RECORDS SUPPLIED:

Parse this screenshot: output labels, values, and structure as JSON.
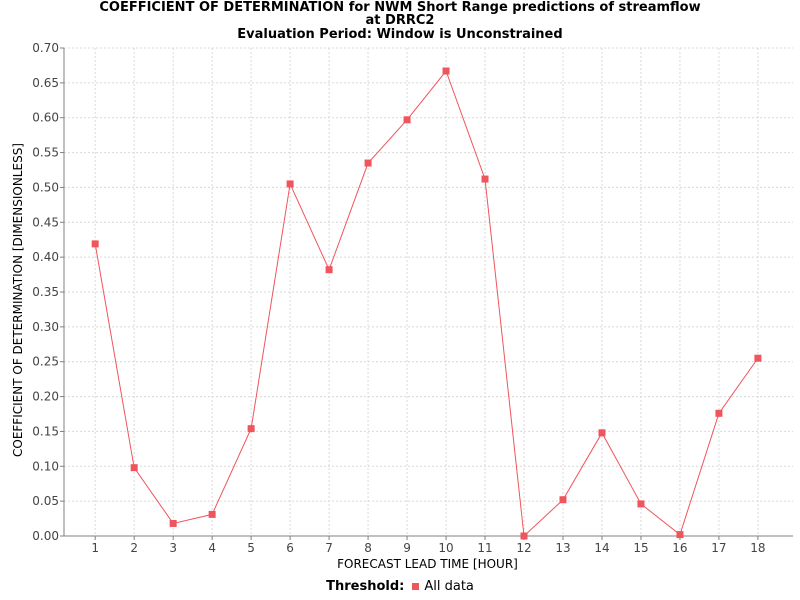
{
  "chart_data": {
    "type": "line",
    "title": "COEFFICIENT OF DETERMINATION for NWM Short Range predictions of streamflow",
    "subtitle_lines": [
      "at DRRC2",
      "Evaluation Period: Window is Unconstrained"
    ],
    "xlabel": "FORECAST LEAD TIME [HOUR]",
    "ylabel": "COEFFICIENT OF DETERMINATION [DIMENSIONLESS]",
    "x_ticks": [
      "1",
      "2",
      "3",
      "4",
      "5",
      "6",
      "7",
      "8",
      "9",
      "10",
      "11",
      "12",
      "13",
      "14",
      "15",
      "16",
      "17",
      "18"
    ],
    "xlim": [
      0.2,
      18.9
    ],
    "ylim": [
      0,
      0.7
    ],
    "y_ticks": [
      "0.00",
      "0.05",
      "0.10",
      "0.15",
      "0.20",
      "0.25",
      "0.30",
      "0.35",
      "0.40",
      "0.45",
      "0.50",
      "0.55",
      "0.60",
      "0.65",
      "0.70"
    ],
    "grid": true,
    "legend_placement": "bottom-center",
    "legend_title": "Threshold:",
    "series": [
      {
        "name": "All data",
        "color": "#f0545c",
        "x": [
          1,
          2,
          3,
          4,
          5,
          6,
          7,
          8,
          9,
          10,
          11,
          12,
          13,
          14,
          15,
          16,
          17,
          18
        ],
        "y": [
          0.419,
          0.098,
          0.018,
          0.031,
          0.154,
          0.505,
          0.382,
          0.535,
          0.597,
          0.667,
          0.512,
          0.0,
          0.052,
          0.148,
          0.046,
          0.002,
          0.176,
          0.255
        ]
      }
    ]
  }
}
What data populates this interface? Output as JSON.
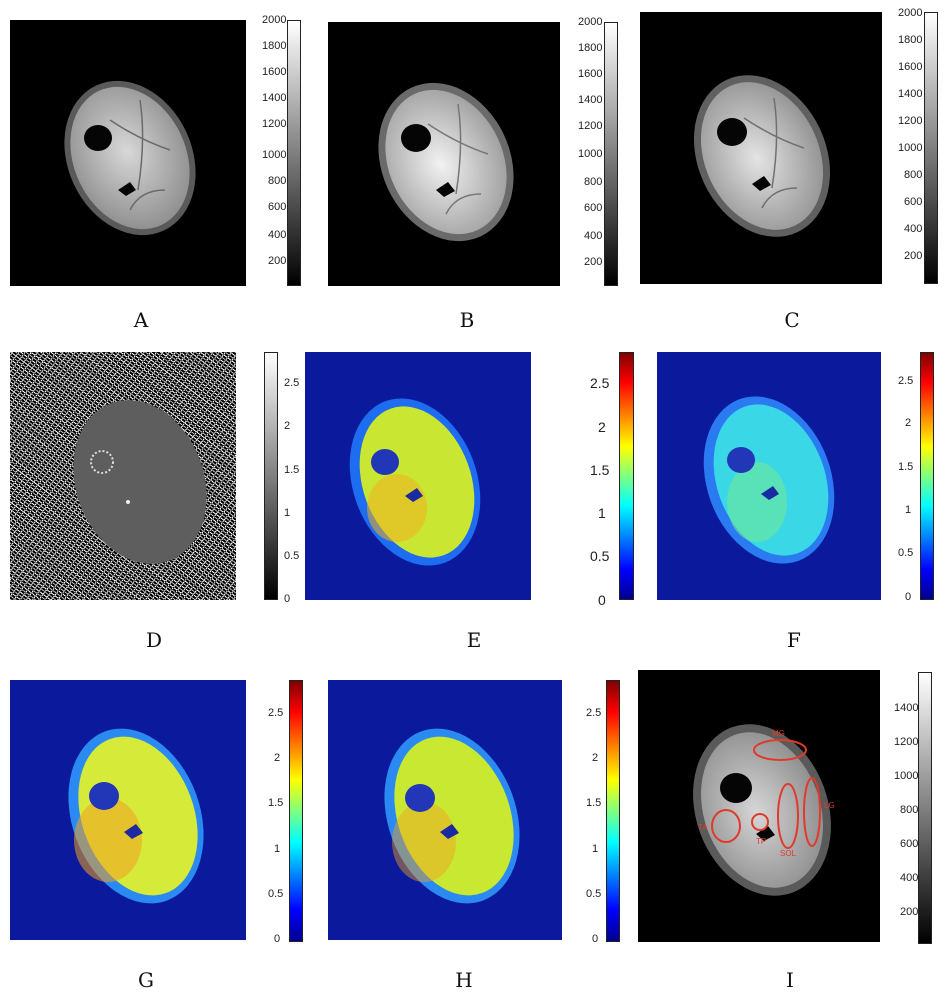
{
  "panels": [
    {
      "letter": "A",
      "colormap": "gray",
      "ticks": [
        "2000",
        "1800",
        "1600",
        "1400",
        "1200",
        "1000",
        "800",
        "600",
        "400",
        "200"
      ]
    },
    {
      "letter": "B",
      "colormap": "gray",
      "ticks": [
        "2000",
        "1800",
        "1600",
        "1400",
        "1200",
        "1000",
        "800",
        "600",
        "400",
        "200"
      ]
    },
    {
      "letter": "C",
      "colormap": "gray",
      "ticks": [
        "2000",
        "1800",
        "1600",
        "1400",
        "1200",
        "1000",
        "800",
        "600",
        "400",
        "200"
      ]
    },
    {
      "letter": "D",
      "colormap": "gray",
      "ticks": [
        "2.5",
        "2",
        "1.5",
        "1",
        "0.5",
        "0"
      ]
    },
    {
      "letter": "E",
      "colormap": "jet",
      "ticks": []
    },
    {
      "letter": "F",
      "colormap": "jet",
      "ticks": [
        "2.5",
        "2",
        "1.5",
        "1",
        "0.5",
        "0"
      ],
      "ticks_right": [
        "2.5",
        "2",
        "1.5",
        "1",
        "0.5",
        "0"
      ]
    },
    {
      "letter": "G",
      "colormap": "jet",
      "ticks": [
        "2.5",
        "2",
        "1.5",
        "1",
        "0.5",
        "0"
      ]
    },
    {
      "letter": "H",
      "colormap": "jet",
      "ticks": [
        "2.5",
        "2",
        "1.5",
        "1",
        "0.5",
        "0"
      ]
    },
    {
      "letter": "I",
      "colormap": "gray",
      "ticks": [
        "1400",
        "1200",
        "1000",
        "800",
        "600",
        "400",
        "200"
      ],
      "roi_labels": [
        "MG",
        "LG",
        "SOL",
        "TA",
        "TP"
      ]
    }
  ],
  "colors": {
    "roi": "#e03a2a",
    "jet_background": "#0b1a9c"
  }
}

WRITTEN TASK: Gather every line from the entries above where the word "COEFFICIENT" appears, and copy them.

WRITTEN ANSWER:
    "title": "COEFFICIENT OF DETERMINATION for NWM Short Range predictions of streamflow",
    "ylabel": "COEFFICIENT OF DETERMINATION [DIMENSIONLESS]",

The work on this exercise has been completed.